**MATERIALS PROVIDED:**
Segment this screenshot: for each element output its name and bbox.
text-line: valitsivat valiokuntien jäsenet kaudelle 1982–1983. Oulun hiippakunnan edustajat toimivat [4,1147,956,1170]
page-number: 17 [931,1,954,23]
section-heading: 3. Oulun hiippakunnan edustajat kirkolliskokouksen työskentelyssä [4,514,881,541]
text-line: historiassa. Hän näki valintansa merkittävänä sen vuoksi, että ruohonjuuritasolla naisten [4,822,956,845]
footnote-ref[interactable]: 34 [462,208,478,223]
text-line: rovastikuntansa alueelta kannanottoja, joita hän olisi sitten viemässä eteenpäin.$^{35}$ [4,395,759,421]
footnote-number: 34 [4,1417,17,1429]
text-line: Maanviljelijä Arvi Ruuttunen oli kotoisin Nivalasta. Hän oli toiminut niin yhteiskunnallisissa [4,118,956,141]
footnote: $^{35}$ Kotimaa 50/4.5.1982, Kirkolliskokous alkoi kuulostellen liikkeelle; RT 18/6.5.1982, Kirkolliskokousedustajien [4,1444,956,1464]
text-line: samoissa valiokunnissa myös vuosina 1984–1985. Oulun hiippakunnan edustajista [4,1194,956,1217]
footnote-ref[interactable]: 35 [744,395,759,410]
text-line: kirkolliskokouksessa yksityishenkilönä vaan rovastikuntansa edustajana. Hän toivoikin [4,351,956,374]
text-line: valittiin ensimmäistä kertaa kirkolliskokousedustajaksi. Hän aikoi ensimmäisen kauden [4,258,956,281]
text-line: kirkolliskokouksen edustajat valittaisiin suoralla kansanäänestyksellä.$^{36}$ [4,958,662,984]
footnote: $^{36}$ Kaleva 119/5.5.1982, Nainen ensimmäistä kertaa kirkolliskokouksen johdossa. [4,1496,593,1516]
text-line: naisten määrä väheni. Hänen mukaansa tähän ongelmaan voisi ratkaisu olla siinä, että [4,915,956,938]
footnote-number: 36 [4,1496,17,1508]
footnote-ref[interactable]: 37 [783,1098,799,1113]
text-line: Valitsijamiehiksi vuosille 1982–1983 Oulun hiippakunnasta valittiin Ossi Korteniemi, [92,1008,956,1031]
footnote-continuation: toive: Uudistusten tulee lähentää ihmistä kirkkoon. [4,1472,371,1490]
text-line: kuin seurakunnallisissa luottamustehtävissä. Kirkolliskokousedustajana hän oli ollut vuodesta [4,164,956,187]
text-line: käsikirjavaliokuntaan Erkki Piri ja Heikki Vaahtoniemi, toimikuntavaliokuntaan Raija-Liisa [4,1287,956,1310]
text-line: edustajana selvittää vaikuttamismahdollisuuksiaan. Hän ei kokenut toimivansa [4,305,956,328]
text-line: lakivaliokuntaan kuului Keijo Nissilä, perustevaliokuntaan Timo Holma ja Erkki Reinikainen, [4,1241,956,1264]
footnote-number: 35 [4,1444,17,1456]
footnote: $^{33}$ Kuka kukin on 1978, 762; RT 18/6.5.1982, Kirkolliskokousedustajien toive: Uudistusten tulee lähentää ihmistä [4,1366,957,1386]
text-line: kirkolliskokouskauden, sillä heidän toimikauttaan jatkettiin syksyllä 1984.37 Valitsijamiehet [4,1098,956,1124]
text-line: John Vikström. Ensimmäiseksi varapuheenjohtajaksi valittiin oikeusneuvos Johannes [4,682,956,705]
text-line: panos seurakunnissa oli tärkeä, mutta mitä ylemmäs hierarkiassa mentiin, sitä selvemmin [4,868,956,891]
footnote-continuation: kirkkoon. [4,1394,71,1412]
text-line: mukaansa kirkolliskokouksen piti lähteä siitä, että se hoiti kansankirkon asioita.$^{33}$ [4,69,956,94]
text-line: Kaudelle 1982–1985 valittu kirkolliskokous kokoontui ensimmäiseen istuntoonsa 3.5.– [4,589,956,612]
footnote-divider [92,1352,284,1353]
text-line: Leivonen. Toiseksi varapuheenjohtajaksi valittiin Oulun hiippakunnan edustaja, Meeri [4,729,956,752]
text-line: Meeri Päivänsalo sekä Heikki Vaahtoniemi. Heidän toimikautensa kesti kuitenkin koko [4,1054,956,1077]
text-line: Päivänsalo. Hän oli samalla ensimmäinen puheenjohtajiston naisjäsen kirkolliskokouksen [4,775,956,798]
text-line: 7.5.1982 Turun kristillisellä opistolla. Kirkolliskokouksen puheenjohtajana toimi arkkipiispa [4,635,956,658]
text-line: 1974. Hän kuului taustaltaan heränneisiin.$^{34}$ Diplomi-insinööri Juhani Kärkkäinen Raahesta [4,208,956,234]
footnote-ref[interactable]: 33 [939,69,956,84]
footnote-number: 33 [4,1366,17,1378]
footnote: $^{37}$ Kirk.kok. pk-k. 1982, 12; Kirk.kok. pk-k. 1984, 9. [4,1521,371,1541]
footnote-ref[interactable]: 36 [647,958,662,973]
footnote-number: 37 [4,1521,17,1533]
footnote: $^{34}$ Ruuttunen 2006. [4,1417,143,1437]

**GOAL OF THE EXERCISE:**
Reproduce every one of the records above word for word, keeping each line in its original order.

**WRITTEN SOLUTION:**
Segment this screenshot: for each element output its name and bbox.
text-line: valitsivat valiokuntien jäsenet kaudelle 1982–1983. Oulun hiippakunnan edustajat toimivat [4,1147,956,1170]
page-number: 17 [931,1,954,23]
section-heading: 3. Oulun hiippakunnan edustajat kirkolliskokouksen työskentelyssä [4,514,881,541]
text-line: historiassa. Hän näki valintansa merkittävänä sen vuoksi, että ruohonjuuritasolla naisten [4,822,956,845]
footnote-ref[interactable]: 34 [462,208,478,223]
text-line: rovastikuntansa alueelta kannanottoja, joita hän olisi sitten viemässä eteenpäin.$^{35}$ [4,395,759,421]
footnote-number: 34 [4,1417,17,1429]
text-line: Maanviljelijä Arvi Ruuttunen oli kotoisin Nivalasta. Hän oli toiminut niin yhteiskunnallisissa [4,118,956,141]
footnote: $^{35}$ Kotimaa 50/4.5.1982, Kirkolliskokous alkoi kuulostellen liikkeelle; RT 18/6.5.1982, Kirkolliskokousedustajien [4,1444,956,1464]
text-line: samoissa valiokunnissa myös vuosina 1984–1985. Oulun hiippakunnan edustajista [4,1194,956,1217]
footnote-ref[interactable]: 35 [744,395,759,410]
text-line: kirkolliskokouksessa yksityishenkilönä vaan rovastikuntansa edustajana. Hän toivoikin [4,351,956,374]
text-line: valittiin ensimmäistä kertaa kirkolliskokousedustajaksi. Hän aikoi ensimmäisen kauden [4,258,956,281]
text-line: kirkolliskokouksen edustajat valittaisiin suoralla kansanäänestyksellä.$^{36}$ [4,958,662,984]
footnote: $^{36}$ Kaleva 119/5.5.1982, Nainen ensimmäistä kertaa kirkolliskokouksen johdossa. [4,1496,593,1516]
text-line: naisten määrä väheni. Hänen mukaansa tähän ongelmaan voisi ratkaisu olla siinä, että [4,915,956,938]
footnote-number: 36 [4,1496,17,1508]
footnote-ref[interactable]: 37 [783,1098,799,1113]
text-line: Valitsijamiehiksi vuosille 1982–1983 Oulun hiippakunnasta valittiin Ossi Korteniemi, [92,1008,956,1031]
footnote-continuation: toive: Uudistusten tulee lähentää ihmistä kirkkoon. [4,1472,371,1490]
text-line: kuin seurakunnallisissa luottamustehtävissä. Kirkolliskokousedustajana hän oli ollut vuodesta [4,164,956,187]
text-line: käsikirjavaliokuntaan Erkki Piri ja Heikki Vaahtoniemi, toimikuntavaliokuntaan Raija-Liisa [4,1287,956,1310]
text-line: edustajana selvittää vaikuttamismahdollisuuksiaan. Hän ei kokenut toimivansa [4,305,956,328]
text-line: lakivaliokuntaan kuului Keijo Nissilä, perustevaliokuntaan Timo Holma ja Erkki Reinikainen, [4,1241,956,1264]
footnote-number: 35 [4,1444,17,1456]
footnote: $^{33}$ Kuka kukin on 1978, 762; RT 18/6.5.1982, Kirkolliskokousedustajien toive: Uudistusten tulee lähentää ihmistä [4,1366,957,1386]
text-line: kirkolliskokouskauden, sillä heidän toimikauttaan jatkettiin syksyllä 1984.37 Valitsijamiehet [4,1098,956,1124]
text-line: John Vikström. Ensimmäiseksi varapuheenjohtajaksi valittiin oikeusneuvos Johannes [4,682,956,705]
text-line: panos seurakunnissa oli tärkeä, mutta mitä ylemmäs hierarkiassa mentiin, sitä selvemmin [4,868,956,891]
footnote-continuation: kirkkoon. [4,1394,71,1412]
text-line: mukaansa kirkolliskokouksen piti lähteä siitä, että se hoiti kansankirkon asioita.$^{33}$ [4,69,956,94]
text-line: Kaudelle 1982–1985 valittu kirkolliskokous kokoontui ensimmäiseen istuntoonsa 3.5.– [4,589,956,612]
footnote-divider [92,1352,284,1353]
text-line: Leivonen. Toiseksi varapuheenjohtajaksi valittiin Oulun hiippakunnan edustaja, Meeri [4,729,956,752]
text-line: Meeri Päivänsalo sekä Heikki Vaahtoniemi. Heidän toimikautensa kesti kuitenkin koko [4,1054,956,1077]
text-line: Päivänsalo. Hän oli samalla ensimmäinen puheenjohtajiston naisjäsen kirkolliskokouksen [4,775,956,798]
text-line: 7.5.1982 Turun kristillisellä opistolla. Kirkolliskokouksen puheenjohtajana toimi arkkipiispa [4,635,956,658]
text-line: 1974. Hän kuului taustaltaan heränneisiin.$^{34}$ Diplomi-insinööri Juhani Kärkkäinen Raahesta [4,208,956,234]
footnote-ref[interactable]: 33 [939,69,956,84]
footnote-number: 33 [4,1366,17,1378]
footnote: $^{37}$ Kirk.kok. pk-k. 1982, 12; Kirk.kok. pk-k. 1984, 9. [4,1521,371,1541]
footnote-ref[interactable]: 36 [647,958,662,973]
footnote-number: 37 [4,1521,17,1533]
footnote: $^{34}$ Ruuttunen 2006. [4,1417,143,1437]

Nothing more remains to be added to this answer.